** BEGIN **

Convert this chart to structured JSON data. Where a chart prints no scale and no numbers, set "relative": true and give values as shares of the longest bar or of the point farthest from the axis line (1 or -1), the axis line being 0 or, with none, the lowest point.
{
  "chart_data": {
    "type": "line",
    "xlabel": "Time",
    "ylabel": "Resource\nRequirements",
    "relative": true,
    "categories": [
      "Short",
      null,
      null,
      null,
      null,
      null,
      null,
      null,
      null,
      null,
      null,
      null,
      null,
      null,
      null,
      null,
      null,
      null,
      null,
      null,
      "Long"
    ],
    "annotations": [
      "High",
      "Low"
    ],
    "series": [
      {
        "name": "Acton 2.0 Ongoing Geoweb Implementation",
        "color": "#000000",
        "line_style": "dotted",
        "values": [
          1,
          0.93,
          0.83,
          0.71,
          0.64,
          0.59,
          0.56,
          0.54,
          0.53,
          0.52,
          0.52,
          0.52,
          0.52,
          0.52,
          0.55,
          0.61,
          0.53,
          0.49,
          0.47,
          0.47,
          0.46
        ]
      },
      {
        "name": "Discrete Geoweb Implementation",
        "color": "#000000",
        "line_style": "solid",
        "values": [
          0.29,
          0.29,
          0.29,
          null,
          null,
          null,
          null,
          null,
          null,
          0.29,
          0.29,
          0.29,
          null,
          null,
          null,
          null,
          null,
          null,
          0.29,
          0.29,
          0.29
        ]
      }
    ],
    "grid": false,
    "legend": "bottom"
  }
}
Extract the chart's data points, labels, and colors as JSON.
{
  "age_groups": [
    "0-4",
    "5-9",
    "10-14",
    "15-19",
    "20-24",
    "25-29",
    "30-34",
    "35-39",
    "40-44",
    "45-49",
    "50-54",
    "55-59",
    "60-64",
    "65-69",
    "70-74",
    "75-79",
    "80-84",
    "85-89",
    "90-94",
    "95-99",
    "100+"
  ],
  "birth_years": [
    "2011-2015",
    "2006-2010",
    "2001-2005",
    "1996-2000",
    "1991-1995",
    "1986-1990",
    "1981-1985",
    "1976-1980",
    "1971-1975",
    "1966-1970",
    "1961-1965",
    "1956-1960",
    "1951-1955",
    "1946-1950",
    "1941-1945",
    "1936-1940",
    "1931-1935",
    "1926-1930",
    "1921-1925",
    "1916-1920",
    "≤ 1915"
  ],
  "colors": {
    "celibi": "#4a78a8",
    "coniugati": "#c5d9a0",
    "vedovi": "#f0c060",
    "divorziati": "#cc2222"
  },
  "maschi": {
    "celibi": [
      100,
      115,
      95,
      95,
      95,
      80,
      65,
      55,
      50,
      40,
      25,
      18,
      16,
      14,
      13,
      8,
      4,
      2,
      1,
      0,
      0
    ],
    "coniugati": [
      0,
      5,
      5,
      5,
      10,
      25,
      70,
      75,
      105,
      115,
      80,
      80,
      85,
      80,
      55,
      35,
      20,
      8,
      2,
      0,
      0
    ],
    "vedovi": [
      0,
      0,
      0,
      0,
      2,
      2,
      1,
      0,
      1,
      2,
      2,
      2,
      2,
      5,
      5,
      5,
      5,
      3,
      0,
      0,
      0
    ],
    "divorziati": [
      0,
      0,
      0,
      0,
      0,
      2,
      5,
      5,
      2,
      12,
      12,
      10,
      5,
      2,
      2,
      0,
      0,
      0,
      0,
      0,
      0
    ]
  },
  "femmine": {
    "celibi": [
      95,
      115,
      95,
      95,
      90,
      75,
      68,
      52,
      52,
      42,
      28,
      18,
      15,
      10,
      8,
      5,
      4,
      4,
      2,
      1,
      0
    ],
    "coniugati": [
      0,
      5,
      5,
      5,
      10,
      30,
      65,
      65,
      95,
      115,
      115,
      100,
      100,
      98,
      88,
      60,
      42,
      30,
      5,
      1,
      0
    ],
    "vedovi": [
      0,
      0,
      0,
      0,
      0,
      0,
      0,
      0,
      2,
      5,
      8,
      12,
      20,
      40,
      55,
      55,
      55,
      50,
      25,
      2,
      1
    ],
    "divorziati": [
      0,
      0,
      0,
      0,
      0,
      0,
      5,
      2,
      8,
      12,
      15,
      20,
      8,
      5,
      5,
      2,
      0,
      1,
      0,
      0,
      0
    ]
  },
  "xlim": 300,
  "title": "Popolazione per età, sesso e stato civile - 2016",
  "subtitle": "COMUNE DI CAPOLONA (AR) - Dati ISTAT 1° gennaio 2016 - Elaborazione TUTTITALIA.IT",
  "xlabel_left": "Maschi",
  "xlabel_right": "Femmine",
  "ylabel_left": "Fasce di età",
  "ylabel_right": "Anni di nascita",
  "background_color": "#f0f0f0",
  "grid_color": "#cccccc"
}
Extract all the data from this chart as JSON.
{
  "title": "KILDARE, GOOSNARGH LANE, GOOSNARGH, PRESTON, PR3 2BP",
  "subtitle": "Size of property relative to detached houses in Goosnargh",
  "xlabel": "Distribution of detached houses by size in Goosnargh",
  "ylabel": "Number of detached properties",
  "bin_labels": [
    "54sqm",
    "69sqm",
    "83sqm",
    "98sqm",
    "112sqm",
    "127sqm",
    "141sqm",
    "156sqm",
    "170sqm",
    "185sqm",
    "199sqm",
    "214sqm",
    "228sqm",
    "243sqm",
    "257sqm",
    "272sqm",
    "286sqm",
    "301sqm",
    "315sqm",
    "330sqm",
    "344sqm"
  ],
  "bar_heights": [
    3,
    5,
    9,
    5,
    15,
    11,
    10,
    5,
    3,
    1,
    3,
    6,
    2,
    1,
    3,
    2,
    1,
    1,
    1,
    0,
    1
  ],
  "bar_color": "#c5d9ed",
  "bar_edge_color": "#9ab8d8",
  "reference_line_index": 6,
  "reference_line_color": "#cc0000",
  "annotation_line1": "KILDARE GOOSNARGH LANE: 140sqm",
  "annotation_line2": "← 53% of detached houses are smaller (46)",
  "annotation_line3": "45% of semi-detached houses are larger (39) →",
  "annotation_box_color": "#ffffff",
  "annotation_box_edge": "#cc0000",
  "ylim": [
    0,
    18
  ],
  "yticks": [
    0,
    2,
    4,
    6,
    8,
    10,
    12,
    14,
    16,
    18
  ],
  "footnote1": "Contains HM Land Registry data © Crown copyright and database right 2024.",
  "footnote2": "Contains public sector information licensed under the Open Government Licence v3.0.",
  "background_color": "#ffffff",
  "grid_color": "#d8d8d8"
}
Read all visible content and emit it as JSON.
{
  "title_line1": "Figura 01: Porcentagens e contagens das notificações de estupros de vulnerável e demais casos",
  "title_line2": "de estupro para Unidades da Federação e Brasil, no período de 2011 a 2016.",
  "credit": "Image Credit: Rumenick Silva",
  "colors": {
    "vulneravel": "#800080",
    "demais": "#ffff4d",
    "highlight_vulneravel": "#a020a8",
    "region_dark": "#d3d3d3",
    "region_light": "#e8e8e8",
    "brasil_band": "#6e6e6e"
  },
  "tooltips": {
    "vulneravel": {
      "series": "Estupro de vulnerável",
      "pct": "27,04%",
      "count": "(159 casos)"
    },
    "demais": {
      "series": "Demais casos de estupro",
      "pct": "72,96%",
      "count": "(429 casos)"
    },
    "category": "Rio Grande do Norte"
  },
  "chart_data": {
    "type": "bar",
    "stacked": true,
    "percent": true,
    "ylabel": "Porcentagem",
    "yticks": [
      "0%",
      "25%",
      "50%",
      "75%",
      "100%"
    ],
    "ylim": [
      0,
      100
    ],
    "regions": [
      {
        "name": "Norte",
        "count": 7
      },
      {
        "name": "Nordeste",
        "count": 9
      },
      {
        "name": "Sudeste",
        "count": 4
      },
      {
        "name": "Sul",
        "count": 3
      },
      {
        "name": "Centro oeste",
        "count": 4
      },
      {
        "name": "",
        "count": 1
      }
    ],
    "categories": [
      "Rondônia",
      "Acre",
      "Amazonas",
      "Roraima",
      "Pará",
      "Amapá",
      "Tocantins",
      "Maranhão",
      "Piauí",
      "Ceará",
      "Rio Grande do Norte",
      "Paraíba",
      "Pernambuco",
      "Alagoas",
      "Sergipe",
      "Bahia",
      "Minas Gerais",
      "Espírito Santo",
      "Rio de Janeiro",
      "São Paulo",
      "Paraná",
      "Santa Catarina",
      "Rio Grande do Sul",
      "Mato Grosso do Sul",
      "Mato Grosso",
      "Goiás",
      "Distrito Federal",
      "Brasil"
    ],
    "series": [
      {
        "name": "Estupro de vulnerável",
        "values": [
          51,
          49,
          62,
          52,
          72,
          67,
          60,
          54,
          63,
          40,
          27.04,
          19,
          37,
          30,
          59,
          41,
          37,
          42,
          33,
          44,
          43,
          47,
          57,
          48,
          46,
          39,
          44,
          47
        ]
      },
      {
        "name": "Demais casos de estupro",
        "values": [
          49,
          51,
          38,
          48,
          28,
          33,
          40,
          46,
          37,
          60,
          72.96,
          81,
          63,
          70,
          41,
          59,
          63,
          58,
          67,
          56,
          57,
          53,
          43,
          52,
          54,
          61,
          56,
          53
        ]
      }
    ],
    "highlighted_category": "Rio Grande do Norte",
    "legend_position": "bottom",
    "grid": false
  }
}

** END **

What needs to be done:
Look through the entries above and report each line where the string "relative" occurs.

Finished task:
Convert this chart to structured JSON data. Where a chart prints no scale and no numbers, set "relative": true and give values as shares of the longest bar or of the point farthest from the axis line (1 or -1), the axis line being 0 or, with none, the lowest point.
    "relative": true,
  "subtitle": "Size of property relative to detached houses in Goosnargh",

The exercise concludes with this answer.